WHAT TO DO:
a. Please output the excerpt on TDS regulatory risks from "From time to" to "results of operations.", word for word.
b. Decide whether each statement below agrees with the excerpt on TDS regulatory risks, answering yes or no and quoting the words that settle it. (i) FCC wireless licenses are typically issued for initial five-year terms. (ii) TDS has taken part in FCC spectrum auctions before. (iii) Not meeting FCC requirements in a service area could cost TDS its license there or bring fines.
c. Answer these questions from the excerpt on TDS regulatory risks, marking each answer to match its question.
(i) How long could the restrictions tied to an FCC auction last?
(ii) Besides the FCC, what bodies regulate TDS’ operations?
(iii) Rulemakings on which two subjects are named as possibly affecting TDS’ wireless operations?

EXCERPT:

From time to time, the FCC conducts auctions through which additional spectrum is made available for the provision of wireless services.  TDS has participated in such auctions in the past and is likely to participate in other auctions conducted by the FCC in the future as an applicant or as a non-controlling partner in another auction applicant.  FCC anti-collusion rules place certain restrictions on business communications and disclosures by participants in an FCC auction.  These anti-collusion rules may restrict the normal conduct of TDS’ business and/or disclosures by TDS relating to an FCC auction, which could last three to six months or more.  The restrictions could have an adverse effect on TDS’ business, financial condition or results of operations.

 

Changes in the regulatory environment or a failure by TDS to timely or fully comply with any applicable regulatory requirements could adversely affect TDS’ financial condition, results of operations or ability to do business.

 

TDS’ operations are subject to varying degrees of regulation by the FCC, state public utility commissions and other federal, state and local regulatory agencies and legislative bodies.  Adverse decisions or increased regulation by these regulatory bodies could negatively impact TDS’ operations by, among other things, increasing TDS’ costs of doing business, permitting greater competition or limiting TDS’ ability to engage in certain sales or marketing activities.

 

TDS’ wireless business requires licenses granted by the FCC to provide wireless telecommunications services.  Typically, such licenses are issued for initial ten-year terms and may be renewed for additional ten-year terms, subject to FCC approval of the renewal applications.  Failure to comply with FCC requirements in a given service area could result in the revocation of TDS’ license for that area or in the imposition of fines.  Court decisions and rulemakings could have a substantial impact on TDS’ wireless operations, including rulemakings on intercarrier access compensation and universal service.  Litigation and different objectives among federal and state regulators could create uncertainty and delay TDS’ ability to respond to new regulations.  TDS is unable to predict the future actions of the various regulatory bodies that govern TDS, but such actions could have material adverse effects on TDS’ wireless business.

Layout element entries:

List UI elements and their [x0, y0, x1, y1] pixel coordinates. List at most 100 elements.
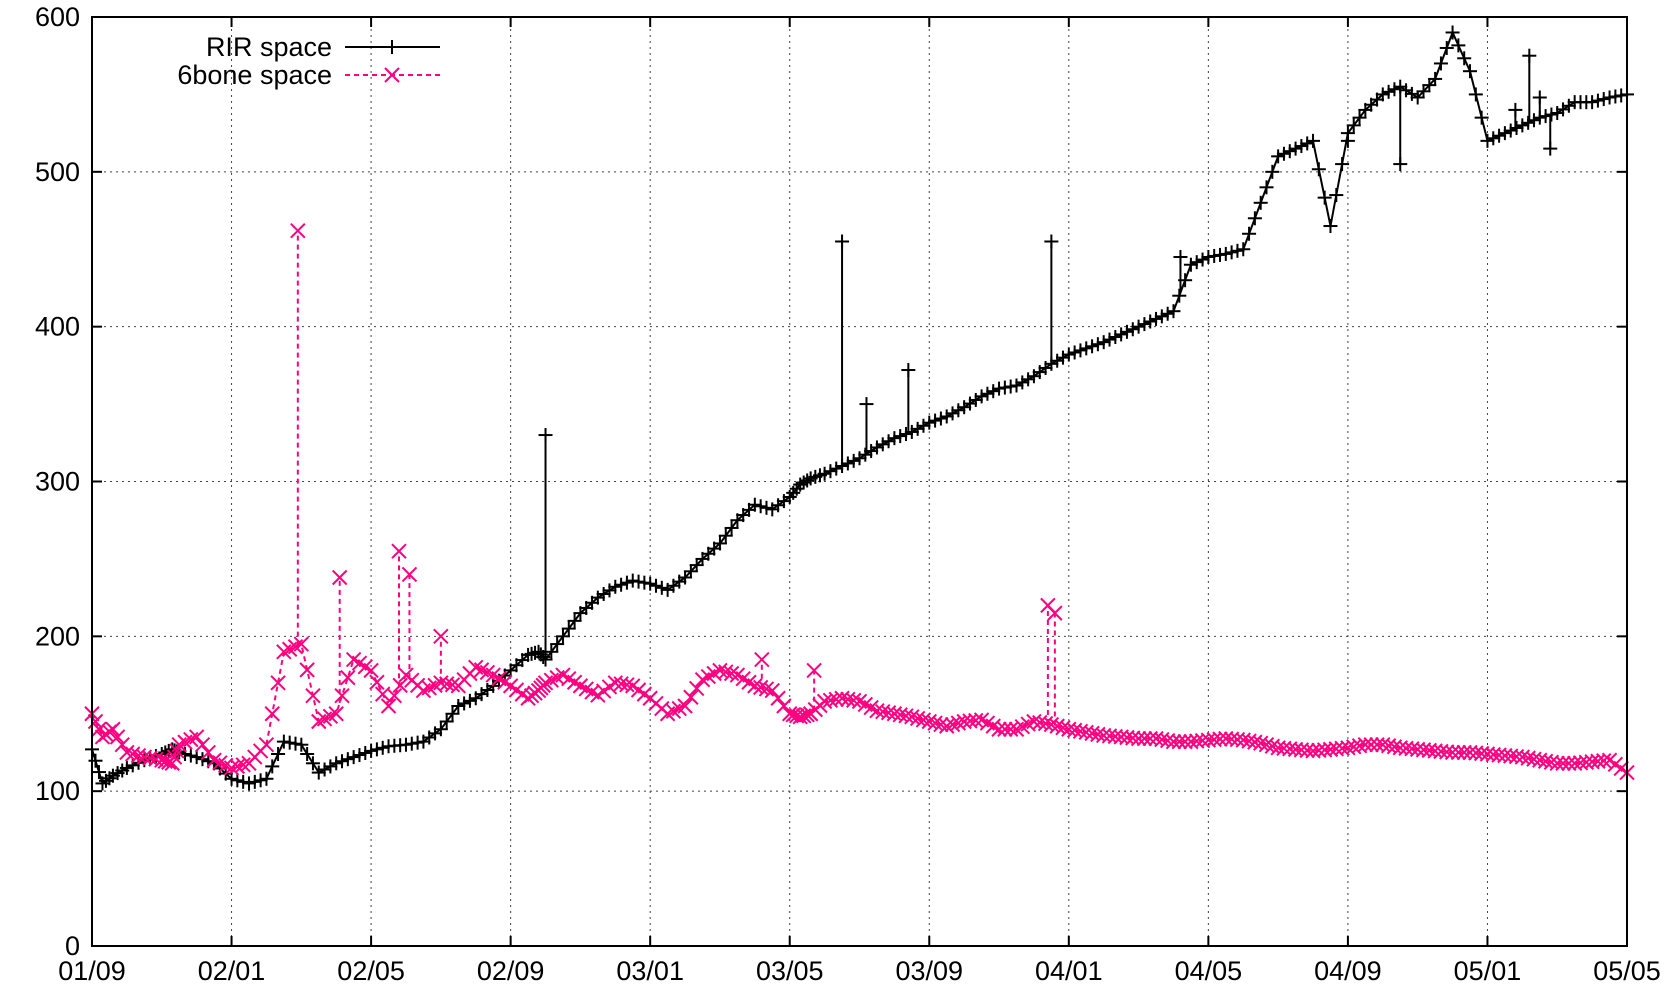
- plot-frame: [91, 16, 1628, 947]
- data-point: [968, 712, 984, 729]
- data-point: [294, 737, 309, 752]
- data-point: [288, 736, 303, 751]
- data-point: [1079, 341, 1094, 356]
- data-point: [1067, 345, 1082, 360]
- x-tick-label: 02/01: [198, 956, 266, 986]
- legend-label: 6bone space: [177, 60, 332, 90]
- data-point: [369, 742, 384, 757]
- x-tick-label: 01/09: [58, 956, 126, 986]
- data-point: [1544, 107, 1559, 122]
- y-tick-label: 0: [65, 931, 80, 961]
- data-point: [401, 566, 418, 583]
- data-point: [835, 459, 850, 474]
- data-point: [328, 706, 344, 722]
- data-point: [758, 681, 775, 697]
- data-point: [643, 576, 658, 591]
- data-point: [1608, 89, 1623, 104]
- data-point: [1236, 242, 1251, 257]
- data-point: [1323, 219, 1338, 234]
- data-point: [363, 662, 379, 679]
- data-point: [846, 453, 861, 468]
- data-point: [1585, 95, 1600, 110]
- data-point: [939, 718, 955, 734]
- data-point: [1590, 93, 1605, 108]
- data-point: [375, 740, 390, 755]
- y-tick-label: 100: [35, 776, 80, 806]
- data-point: [1258, 737, 1275, 753]
- data-point: [87, 713, 104, 730]
- data-point: [1108, 329, 1123, 344]
- data-point: [625, 573, 640, 588]
- data-point: [241, 776, 256, 791]
- data-point: [544, 644, 559, 659]
- data-point: [1090, 337, 1105, 352]
- data-point: [723, 665, 740, 682]
- data-point: [752, 679, 769, 696]
- data-point: [688, 680, 705, 697]
- data-point: [109, 729, 126, 745]
- data-point: [1143, 314, 1158, 329]
- data-point: [1271, 149, 1286, 164]
- x-tick-label: 05/05: [1593, 956, 1661, 986]
- data-point: [1596, 92, 1611, 107]
- data-point: [410, 735, 425, 750]
- series-line: [91, 29, 1628, 786]
- data-point: [648, 578, 663, 593]
- data-point: [712, 536, 727, 551]
- data-point: [806, 662, 822, 679]
- data-point: [909, 710, 926, 727]
- data-point: [224, 771, 239, 786]
- data-point: [899, 427, 914, 442]
- x-tick-label: 04/09: [1314, 956, 1382, 986]
- data-point: [933, 716, 949, 733]
- data-point: [189, 750, 204, 765]
- x-tick-label: 04/05: [1175, 956, 1243, 986]
- data-point: [881, 434, 896, 449]
- data-point: [1550, 105, 1565, 120]
- data-point: [148, 751, 164, 767]
- data-point: [1299, 742, 1315, 759]
- data-point: [1451, 38, 1466, 53]
- data-point: [1393, 157, 1408, 172]
- data-point: [1037, 715, 1054, 732]
- data-point: [1049, 718, 1065, 734]
- data-point: [754, 651, 770, 668]
- data-point: [1212, 247, 1227, 262]
- data-point: [445, 706, 460, 721]
- data-point: [991, 721, 1007, 737]
- y-tick-label: 500: [35, 157, 80, 187]
- data-point: [858, 447, 873, 462]
- data-point: [1503, 123, 1518, 138]
- data-point: [317, 762, 332, 777]
- axes: 0 100 200 300 400 500 600 01/09 02/01 02/05 02/09 0…: [35, 2, 1661, 986]
- data-point: [1044, 356, 1059, 371]
- data-point: [340, 752, 355, 767]
- data-point: [1265, 164, 1280, 179]
- data-point: [864, 444, 879, 459]
- data-point: [1468, 87, 1483, 102]
- data-point: [829, 461, 844, 476]
- data-point: [968, 392, 983, 407]
- x-tick-label: 05/01: [1454, 956, 1522, 986]
- data-point: [1173, 249, 1188, 264]
- data-point: [1102, 332, 1117, 347]
- data-point: [433, 722, 448, 737]
- data-point: [1085, 339, 1100, 354]
- data-point: [1410, 90, 1425, 105]
- data-point: [329, 756, 344, 771]
- data-point: [270, 675, 286, 691]
- data-point: [1602, 90, 1617, 105]
- data-point: [119, 760, 134, 775]
- data-point: [1393, 79, 1408, 94]
- data-point: [536, 649, 551, 664]
- data-point: [1416, 84, 1431, 99]
- data-point: [1252, 735, 1269, 751]
- data-point: [352, 748, 367, 763]
- data-point: [1172, 288, 1187, 303]
- data-point: [124, 746, 141, 762]
- data-point: [945, 406, 960, 421]
- data-point: [1131, 319, 1146, 334]
- data-point: [718, 664, 734, 680]
- grid-lines: [92, 17, 1627, 946]
- data-point: [1428, 71, 1443, 86]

FINAL RESULTS:
a.
From time to time, the FCC conducts auctions through which additional spectrum is made available for the provision of wireless services.  TDS has participated in such auctions in the past and is likely to participate in other auctions conducted by the FCC in the future as an applicant or as a non-controlling partner in another auction applicant.  FCC anti-collusion rules place certain restrictions on business communications and disclosures by participants in an FCC auction.  These anti-collusion rules may restrict the normal conduct of TDS’ business and/or disclosures by TDS relating to an FCC auction, which could last three to six months or more.  The restrictions could have an adverse effect on TDS’ business, financial condition or results of operations.

b.
(i) No: "Typically, such licenses are issued for initial ten-year terms"
(ii) Yes: "TDS has participated in such auctions in the past"
(iii) Yes: "Failure to comply with FCC requirements in a given service area could result in the revocation of TDS’ license for that area or in the imposition of fines"

c.
(i) Three to six months or more.
(ii) State public utility commissions and other federal, state and local regulatory agencies and legislative bodies.
(iii) Intercarrier access compensation and universal service.